WRITTEN EXERCISE: Emit the data below verbatim, stripping out any pictures.

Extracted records
>>>
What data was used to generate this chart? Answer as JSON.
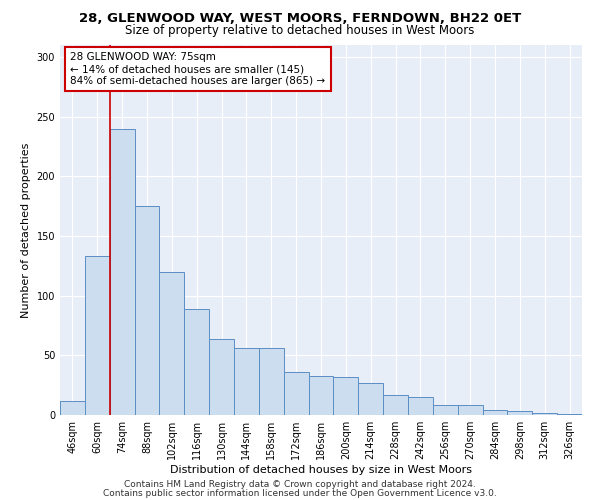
{
  "title1": "28, GLENWOOD WAY, WEST MOORS, FERNDOWN, BH22 0ET",
  "title2": "Size of property relative to detached houses in West Moors",
  "xlabel": "Distribution of detached houses by size in West Moors",
  "ylabel": "Number of detached properties",
  "categories": [
    "46sqm",
    "60sqm",
    "74sqm",
    "88sqm",
    "102sqm",
    "116sqm",
    "130sqm",
    "144sqm",
    "158sqm",
    "172sqm",
    "186sqm",
    "200sqm",
    "214sqm",
    "228sqm",
    "242sqm",
    "256sqm",
    "270sqm",
    "284sqm",
    "298sqm",
    "312sqm",
    "326sqm"
  ],
  "values": [
    12,
    133,
    240,
    175,
    120,
    89,
    64,
    56,
    56,
    36,
    33,
    32,
    27,
    17,
    15,
    8,
    8,
    4,
    3,
    2,
    1
  ],
  "bar_color": "#ccddf0",
  "bar_edge_color": "#5b8ec4",
  "vline_color": "#cc0000",
  "annotation_text": "28 GLENWOOD WAY: 75sqm\n← 14% of detached houses are smaller (145)\n84% of semi-detached houses are larger (865) →",
  "annotation_box_color": "white",
  "annotation_box_edge": "#cc0000",
  "footer1": "Contains HM Land Registry data © Crown copyright and database right 2024.",
  "footer2": "Contains public sector information licensed under the Open Government Licence v3.0.",
  "bg_color": "#e8eef8",
  "ylim": [
    0,
    310
  ],
  "title_fontsize": 9.5,
  "subtitle_fontsize": 8.5,
  "ylabel_fontsize": 8,
  "xlabel_fontsize": 8,
  "tick_fontsize": 7,
  "annot_fontsize": 7.5,
  "footer_fontsize": 6.5
}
<<<
ANSWER BELOW:
What data was used to generate this chart? Answer as JSON.
{
  "title1": "28, GLENWOOD WAY, WEST MOORS, FERNDOWN, BH22 0ET",
  "title2": "Size of property relative to detached houses in West Moors",
  "xlabel": "Distribution of detached houses by size in West Moors",
  "ylabel": "Number of detached properties",
  "categories": [
    "46sqm",
    "60sqm",
    "74sqm",
    "88sqm",
    "102sqm",
    "116sqm",
    "130sqm",
    "144sqm",
    "158sqm",
    "172sqm",
    "186sqm",
    "200sqm",
    "214sqm",
    "228sqm",
    "242sqm",
    "256sqm",
    "270sqm",
    "284sqm",
    "298sqm",
    "312sqm",
    "326sqm"
  ],
  "values": [
    12,
    133,
    240,
    175,
    120,
    89,
    64,
    56,
    56,
    36,
    33,
    32,
    27,
    17,
    15,
    8,
    8,
    4,
    3,
    2,
    1
  ],
  "bar_color": "#ccddf0",
  "bar_edge_color": "#5b8ec4",
  "vline_color": "#cc0000",
  "annotation_text": "28 GLENWOOD WAY: 75sqm\n← 14% of detached houses are smaller (145)\n84% of semi-detached houses are larger (865) →",
  "annotation_box_color": "white",
  "annotation_box_edge": "#cc0000",
  "footer1": "Contains HM Land Registry data © Crown copyright and database right 2024.",
  "footer2": "Contains public sector information licensed under the Open Government Licence v3.0.",
  "bg_color": "#e8eef8",
  "ylim": [
    0,
    310
  ],
  "title_fontsize": 9.5,
  "subtitle_fontsize": 8.5,
  "ylabel_fontsize": 8,
  "xlabel_fontsize": 8,
  "tick_fontsize": 7,
  "annot_fontsize": 7.5,
  "footer_fontsize": 6.5
}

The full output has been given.